Top of Data to examine

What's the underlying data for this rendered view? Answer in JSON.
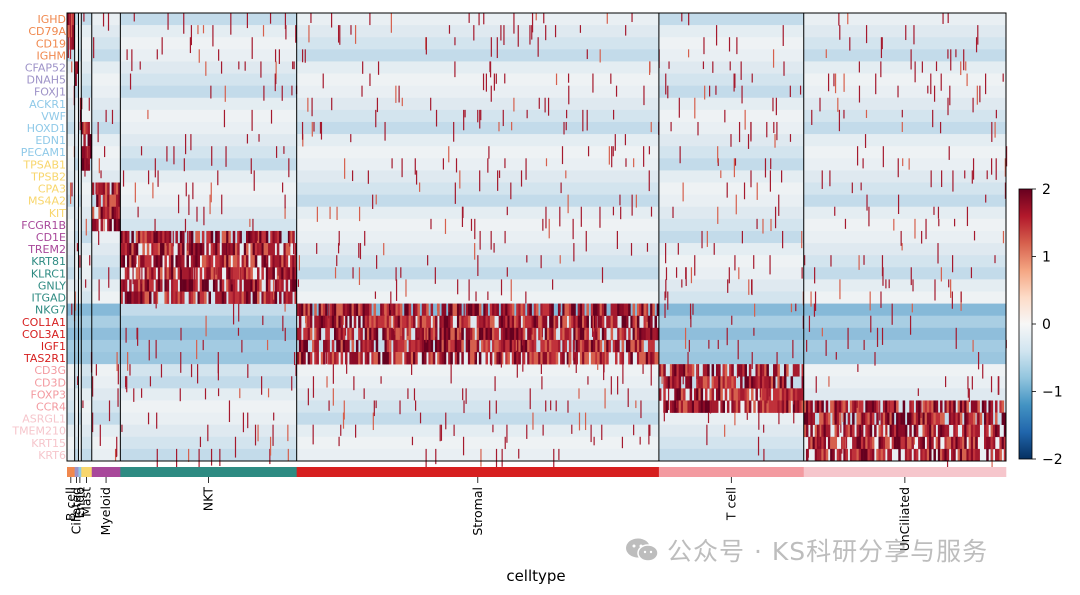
{
  "chart_data": {
    "type": "heatmap",
    "xlabel": "celltype",
    "colorbar": {
      "min": -2,
      "max": 2,
      "ticks": [
        "2",
        "1",
        "0",
        "−1",
        "−2"
      ],
      "colormap": "RdBu_r"
    },
    "genes": [
      {
        "name": "IGHD",
        "group": "B cell"
      },
      {
        "name": "CD79A",
        "group": "B cell"
      },
      {
        "name": "CD19",
        "group": "B cell"
      },
      {
        "name": "IGHM",
        "group": "B cell"
      },
      {
        "name": "CFAP52",
        "group": "Ciliated"
      },
      {
        "name": "DNAH5",
        "group": "Ciliated"
      },
      {
        "name": "FOXJ1",
        "group": "Ciliated"
      },
      {
        "name": "ACKR1",
        "group": "Endo"
      },
      {
        "name": "VWF",
        "group": "Endo"
      },
      {
        "name": "HOXD1",
        "group": "Endo"
      },
      {
        "name": "EDN1",
        "group": "Endo"
      },
      {
        "name": "PECAM1",
        "group": "Endo"
      },
      {
        "name": "TPSAB1",
        "group": "Mast"
      },
      {
        "name": "TPSB2",
        "group": "Mast"
      },
      {
        "name": "CPA3",
        "group": "Mast"
      },
      {
        "name": "MS4A2",
        "group": "Mast"
      },
      {
        "name": "KIT",
        "group": "Mast"
      },
      {
        "name": "FCGR1B",
        "group": "Myeloid"
      },
      {
        "name": "CD1E",
        "group": "Myeloid"
      },
      {
        "name": "TREM2",
        "group": "Myeloid"
      },
      {
        "name": "KRT81",
        "group": "NKT"
      },
      {
        "name": "KLRC1",
        "group": "NKT"
      },
      {
        "name": "GNLY",
        "group": "NKT"
      },
      {
        "name": "ITGAD",
        "group": "NKT"
      },
      {
        "name": "NKG7",
        "group": "NKT"
      },
      {
        "name": "COL1A1",
        "group": "Stromal"
      },
      {
        "name": "COL3A1",
        "group": "Stromal"
      },
      {
        "name": "IGF1",
        "group": "Stromal"
      },
      {
        "name": "TAS2R1",
        "group": "Stromal"
      },
      {
        "name": "CD3G",
        "group": "T cell"
      },
      {
        "name": "CD3D",
        "group": "T cell"
      },
      {
        "name": "FOXP3",
        "group": "T cell"
      },
      {
        "name": "CCR4",
        "group": "T cell"
      },
      {
        "name": "ASRGL1",
        "group": "UnCiliated"
      },
      {
        "name": "TMEM210",
        "group": "UnCiliated"
      },
      {
        "name": "KRT15",
        "group": "UnCiliated"
      },
      {
        "name": "KRT6",
        "group": "UnCiliated"
      }
    ],
    "celltypes": [
      {
        "name": "B cell",
        "color": "#f0884e",
        "share": 0.0092,
        "rows": [
          0,
          4
        ]
      },
      {
        "name": "Ciliated",
        "color": "#9e93c8",
        "share": 0.0046,
        "rows": [
          4,
          6
        ]
      },
      {
        "name": "Endo",
        "color": "#8fc9e8",
        "share": 0.0034,
        "rows": [
          7,
          9
        ]
      },
      {
        "name": "Mast",
        "color": "#f8d66c",
        "share": 0.0126,
        "rows": [
          9,
          13
        ]
      },
      {
        "name": "Myeloid",
        "color": "#a8489a",
        "share": 0.0344,
        "rows": [
          14,
          18
        ]
      },
      {
        "name": "NKT",
        "color": "#2e8b82",
        "share": 0.2122,
        "rows": [
          18,
          24
        ]
      },
      {
        "name": "Stromal",
        "color": "#d61f1f",
        "share": 0.4359,
        "rows": [
          24,
          29
        ]
      },
      {
        "name": "T cell",
        "color": "#f39aa0",
        "share": 0.1743,
        "rows": [
          29,
          33
        ]
      },
      {
        "name": "UnCiliated",
        "color": "#f6c6cc",
        "share": 0.2434,
        "rows": [
          32,
          37
        ]
      }
    ]
  },
  "watermark": {
    "text": "公众号 · KS科研分享与服务",
    "icon": "wechat-icon"
  }
}
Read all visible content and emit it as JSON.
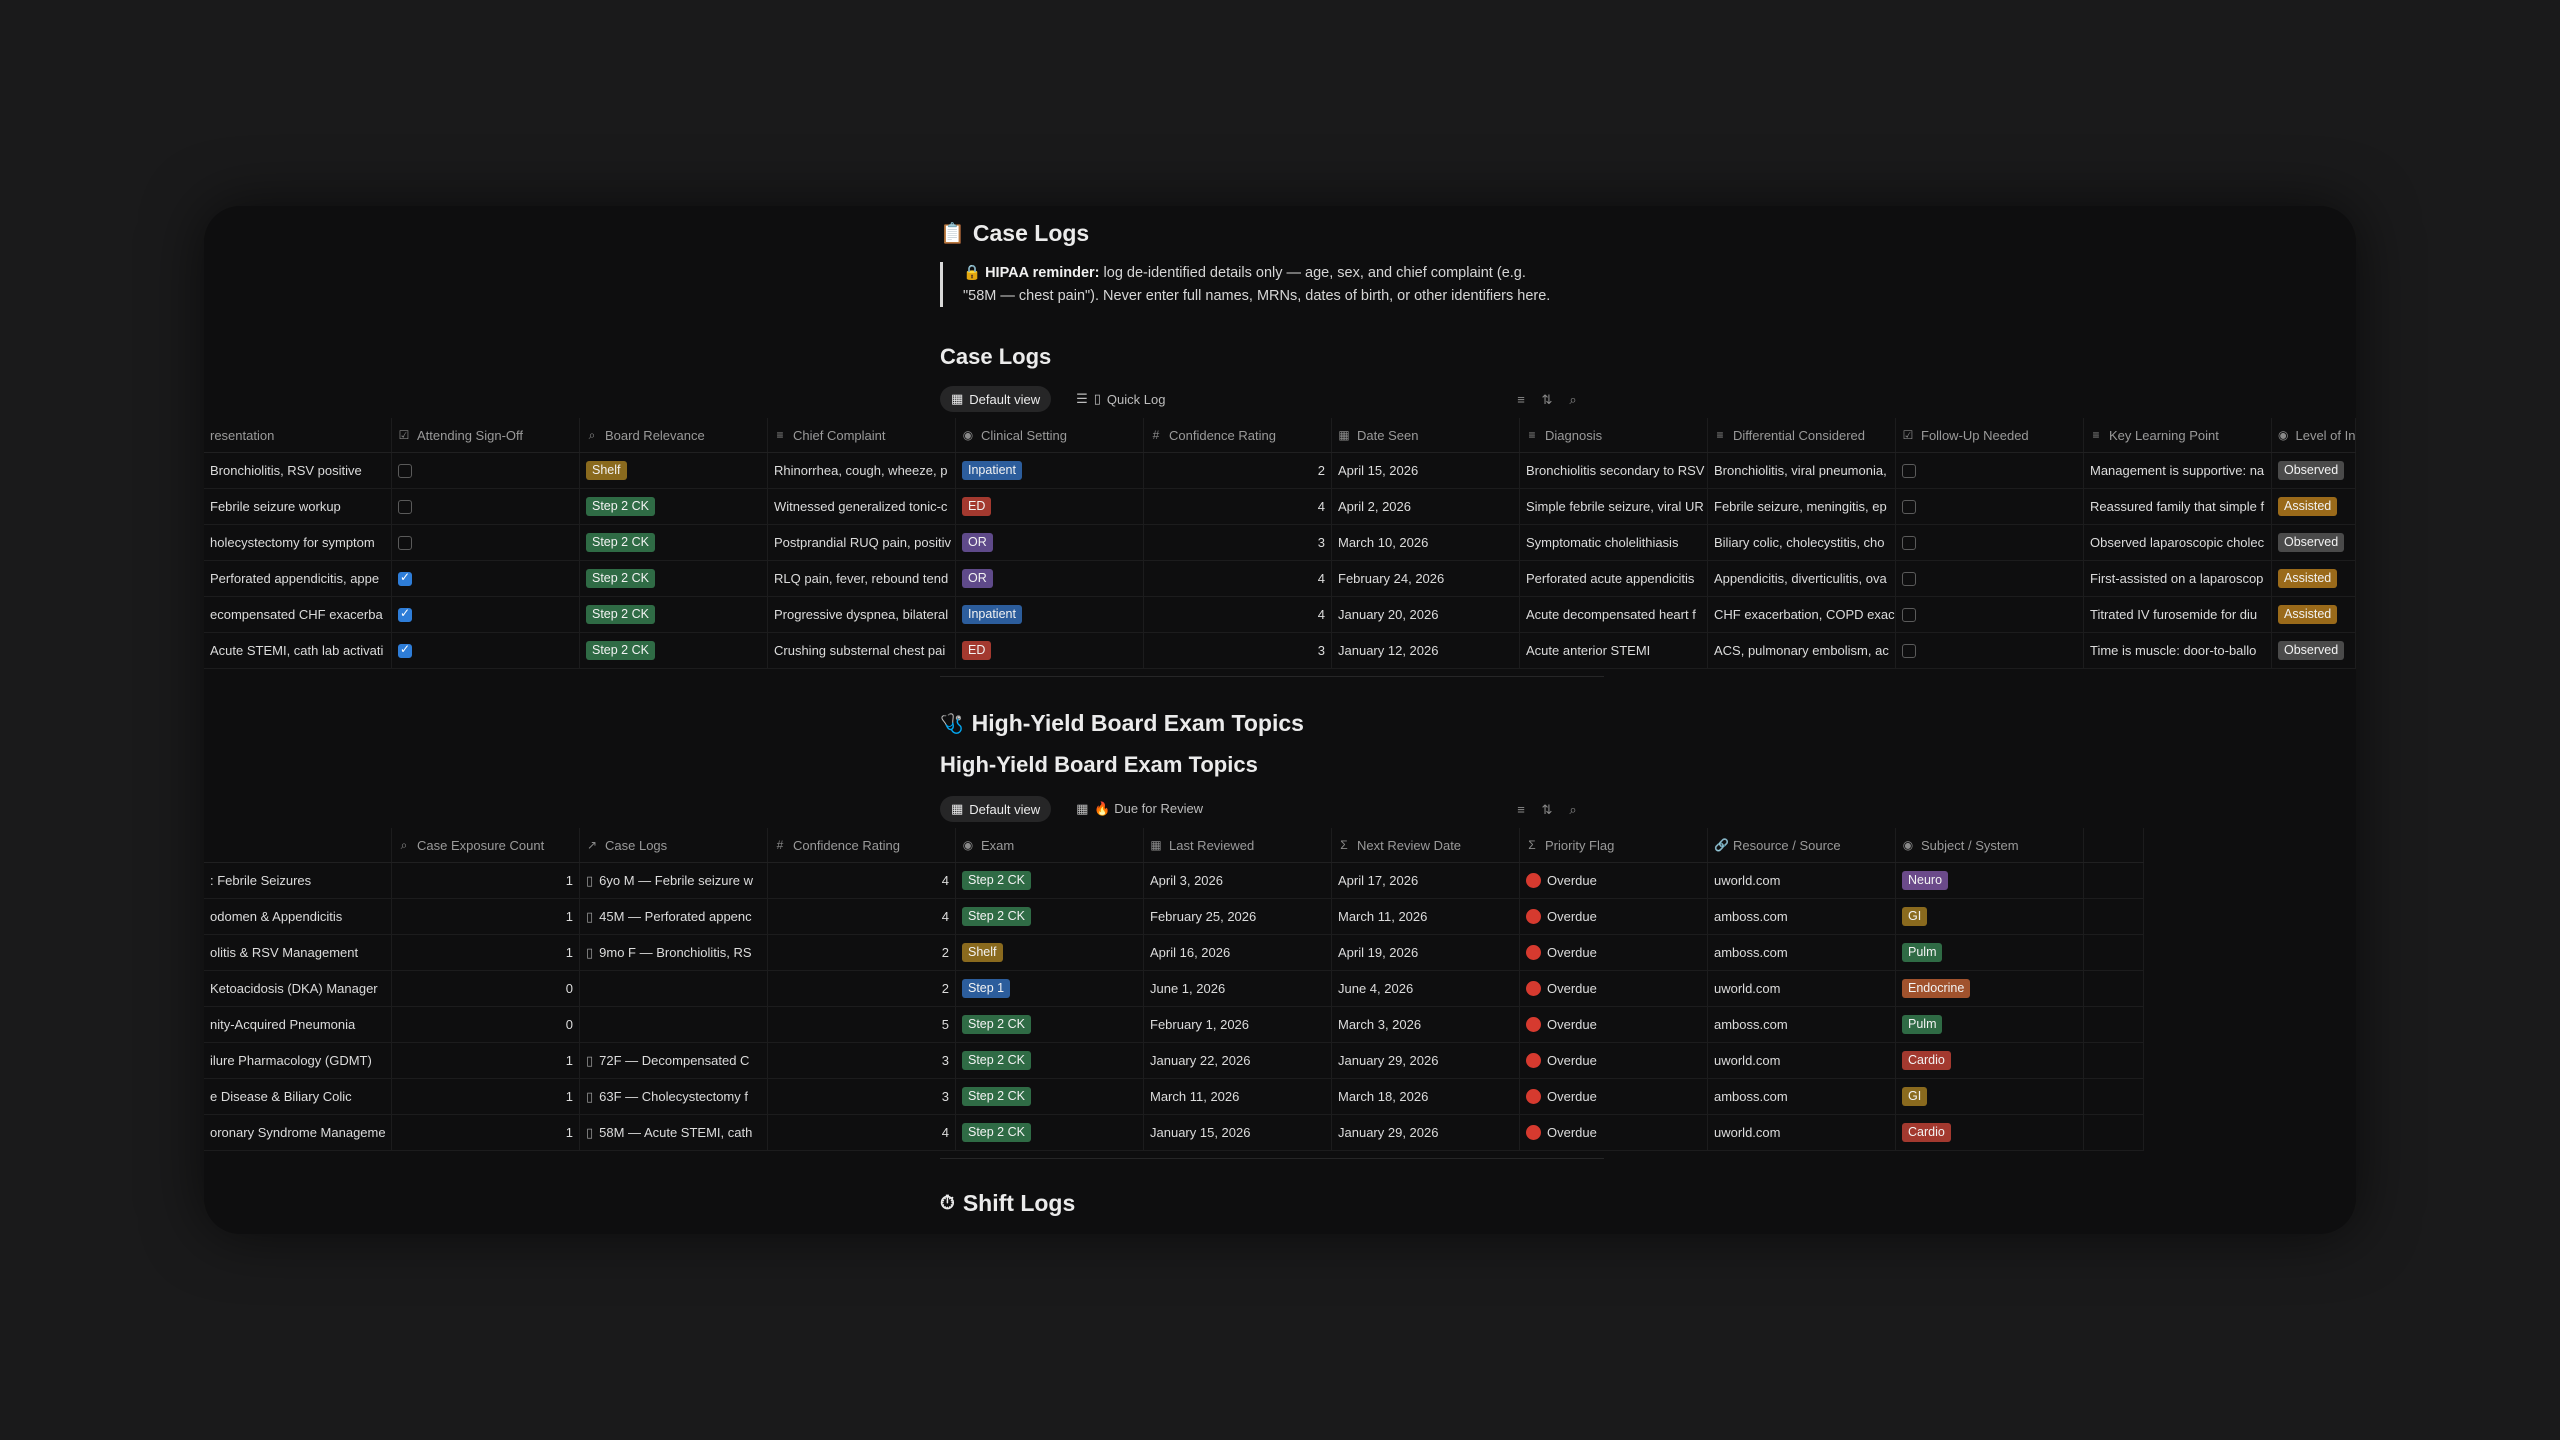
{
  "caseLogs": {
    "page_title": "Case Logs",
    "page_icon": "clipboard-icon",
    "callout_bold": "🔒 HIPAA reminder:",
    "callout_text": " log de-identified details only — age, sex, and chief complaint (e.g. \"58M — chest pain\"). Never enter full names, MRNs, dates of birth, or other identifiers here.",
    "db_title": "Case Logs",
    "views": [
      "Default view",
      "Quick Log"
    ],
    "columns": [
      {
        "label": "resentation",
        "icon": ""
      },
      {
        "label": "Attending Sign-Off",
        "icon": "☑"
      },
      {
        "label": "Board Relevance",
        "icon": "⌕"
      },
      {
        "label": "Chief Complaint",
        "icon": "≡"
      },
      {
        "label": "Clinical Setting",
        "icon": "◉"
      },
      {
        "label": "Confidence Rating",
        "icon": "#"
      },
      {
        "label": "Date Seen",
        "icon": "▦"
      },
      {
        "label": "Diagnosis",
        "icon": "≡"
      },
      {
        "label": "Differential Considered",
        "icon": "≡"
      },
      {
        "label": "Follow-Up Needed",
        "icon": "☑"
      },
      {
        "label": "Key Learning Point",
        "icon": "≡"
      },
      {
        "label": "Level of In",
        "icon": "◉"
      }
    ],
    "rows": [
      {
        "presentation": "Bronchiolitis, RSV positive",
        "signoff": false,
        "board": "Shelf",
        "complaint": "Rhinorrhea, cough, wheeze, p",
        "setting": "Inpatient",
        "confidence": "2",
        "date": "April 15, 2026",
        "diagnosis": "Bronchiolitis secondary to RSV",
        "differential": "Bronchiolitis, viral pneumonia,",
        "followup": false,
        "learning": "Management is supportive: na",
        "level": "Observed"
      },
      {
        "presentation": "Febrile seizure workup",
        "signoff": false,
        "board": "Step 2 CK",
        "complaint": "Witnessed generalized tonic-c",
        "setting": "ED",
        "confidence": "4",
        "date": "April 2, 2026",
        "diagnosis": "Simple febrile seizure, viral UR",
        "differential": "Febrile seizure, meningitis, ep",
        "followup": false,
        "learning": "Reassured family that simple f",
        "level": "Assisted"
      },
      {
        "presentation": "holecystectomy for symptom",
        "signoff": false,
        "board": "Step 2 CK",
        "complaint": "Postprandial RUQ pain, positiv",
        "setting": "OR",
        "confidence": "3",
        "date": "March 10, 2026",
        "diagnosis": "Symptomatic cholelithiasis",
        "differential": "Biliary colic, cholecystitis, cho",
        "followup": false,
        "learning": "Observed laparoscopic cholec",
        "level": "Observed"
      },
      {
        "presentation": "Perforated appendicitis, appe",
        "signoff": true,
        "board": "Step 2 CK",
        "complaint": "RLQ pain, fever, rebound tend",
        "setting": "OR",
        "confidence": "4",
        "date": "February 24, 2026",
        "diagnosis": "Perforated acute appendicitis",
        "differential": "Appendicitis, diverticulitis, ova",
        "followup": false,
        "learning": "First-assisted on a laparoscop",
        "level": "Assisted"
      },
      {
        "presentation": "ecompensated CHF exacerba",
        "signoff": true,
        "board": "Step 2 CK",
        "complaint": "Progressive dyspnea, bilateral",
        "setting": "Inpatient",
        "confidence": "4",
        "date": "January 20, 2026",
        "diagnosis": "Acute decompensated heart f",
        "differential": "CHF exacerbation, COPD exac",
        "followup": false,
        "learning": "Titrated IV furosemide for diu",
        "level": "Assisted"
      },
      {
        "presentation": "Acute STEMI, cath lab activati",
        "signoff": true,
        "board": "Step 2 CK",
        "complaint": "Crushing substernal chest pai",
        "setting": "ED",
        "confidence": "3",
        "date": "January 12, 2026",
        "diagnosis": "Acute anterior STEMI",
        "differential": "ACS, pulmonary embolism, ac",
        "followup": false,
        "learning": "Time is muscle: door-to-ballo",
        "level": "Observed"
      }
    ]
  },
  "topics": {
    "page_title": "High-Yield Board Exam Topics",
    "page_icon": "stethoscope-icon",
    "db_title": "High-Yield Board Exam Topics",
    "views": [
      "Default view",
      "🔥 Due for Review"
    ],
    "columns": [
      {
        "label": "",
        "icon": ""
      },
      {
        "label": "Case Exposure Count",
        "icon": "⌕"
      },
      {
        "label": "Case Logs",
        "icon": "↗"
      },
      {
        "label": "Confidence Rating",
        "icon": "#"
      },
      {
        "label": "Exam",
        "icon": "◉"
      },
      {
        "label": "Last Reviewed",
        "icon": "▦"
      },
      {
        "label": "Next Review Date",
        "icon": "Σ"
      },
      {
        "label": "Priority Flag",
        "icon": "Σ"
      },
      {
        "label": "Resource / Source",
        "icon": "🔗"
      },
      {
        "label": "Subject / System",
        "icon": "◉"
      },
      {
        "label": "",
        "icon": ""
      }
    ],
    "rows": [
      {
        "name": ": Febrile Seizures",
        "count": "1",
        "caselog": "6yo M — Febrile seizure w",
        "confidence": "4",
        "exam": "Step 2 CK",
        "last": "April 3, 2026",
        "next": "April 17, 2026",
        "flag": "Overdue",
        "resource": "uworld.com",
        "subject": "Neuro"
      },
      {
        "name": "odomen & Appendicitis",
        "count": "1",
        "caselog": "45M — Perforated appenc",
        "confidence": "4",
        "exam": "Step 2 CK",
        "last": "February 25, 2026",
        "next": "March 11, 2026",
        "flag": "Overdue",
        "resource": "amboss.com",
        "subject": "GI"
      },
      {
        "name": "olitis & RSV Management",
        "count": "1",
        "caselog": "9mo F — Bronchiolitis, RS",
        "confidence": "2",
        "exam": "Shelf",
        "last": "April 16, 2026",
        "next": "April 19, 2026",
        "flag": "Overdue",
        "resource": "amboss.com",
        "subject": "Pulm"
      },
      {
        "name": " Ketoacidosis (DKA) Manager",
        "count": "0",
        "caselog": "",
        "confidence": "2",
        "exam": "Step 1",
        "last": "June 1, 2026",
        "next": "June 4, 2026",
        "flag": "Overdue",
        "resource": "uworld.com",
        "subject": "Endocrine"
      },
      {
        "name": "nity-Acquired Pneumonia",
        "count": "0",
        "caselog": "",
        "confidence": "5",
        "exam": "Step 2 CK",
        "last": "February 1, 2026",
        "next": "March 3, 2026",
        "flag": "Overdue",
        "resource": "amboss.com",
        "subject": "Pulm"
      },
      {
        "name": "ilure Pharmacology (GDMT)",
        "count": "1",
        "caselog": "72F — Decompensated C",
        "confidence": "3",
        "exam": "Step 2 CK",
        "last": "January 22, 2026",
        "next": "January 29, 2026",
        "flag": "Overdue",
        "resource": "uworld.com",
        "subject": "Cardio"
      },
      {
        "name": "e Disease & Biliary Colic",
        "count": "1",
        "caselog": "63F — Cholecystectomy f",
        "confidence": "3",
        "exam": "Step 2 CK",
        "last": "March 11, 2026",
        "next": "March 18, 2026",
        "flag": "Overdue",
        "resource": "amboss.com",
        "subject": "GI"
      },
      {
        "name": "oronary Syndrome Manageme",
        "count": "1",
        "caselog": "58M — Acute STEMI, cath",
        "confidence": "4",
        "exam": "Step 2 CK",
        "last": "January 15, 2026",
        "next": "January 29, 2026",
        "flag": "Overdue",
        "resource": "uworld.com",
        "subject": "Cardio"
      }
    ]
  },
  "shiftLogs": {
    "page_title": "Shift Logs",
    "page_icon": "stopwatch-icon"
  },
  "colors": {
    "Shelf": "#8a6a1e",
    "Step 2 CK": "#2f6b45",
    "Step 1": "#2c5d9c",
    "Inpatient": "#2c5d9c",
    "ED": "#a3392f",
    "OR": "#5f4a8a",
    "Observed": "#4a4a4a",
    "Assisted": "#9a6a1a",
    "Neuro": "#6b4a8a",
    "GI": "#8a6a1e",
    "Pulm": "#2f6b45",
    "Endocrine": "#a0522d",
    "Cardio": "#a3392f"
  }
}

Bottom of Data to examine

About this exercise -> Where the word "Perforated" appears in a line of the listing, that line is counted once; give the total alone.

Solution to the exercise -> 3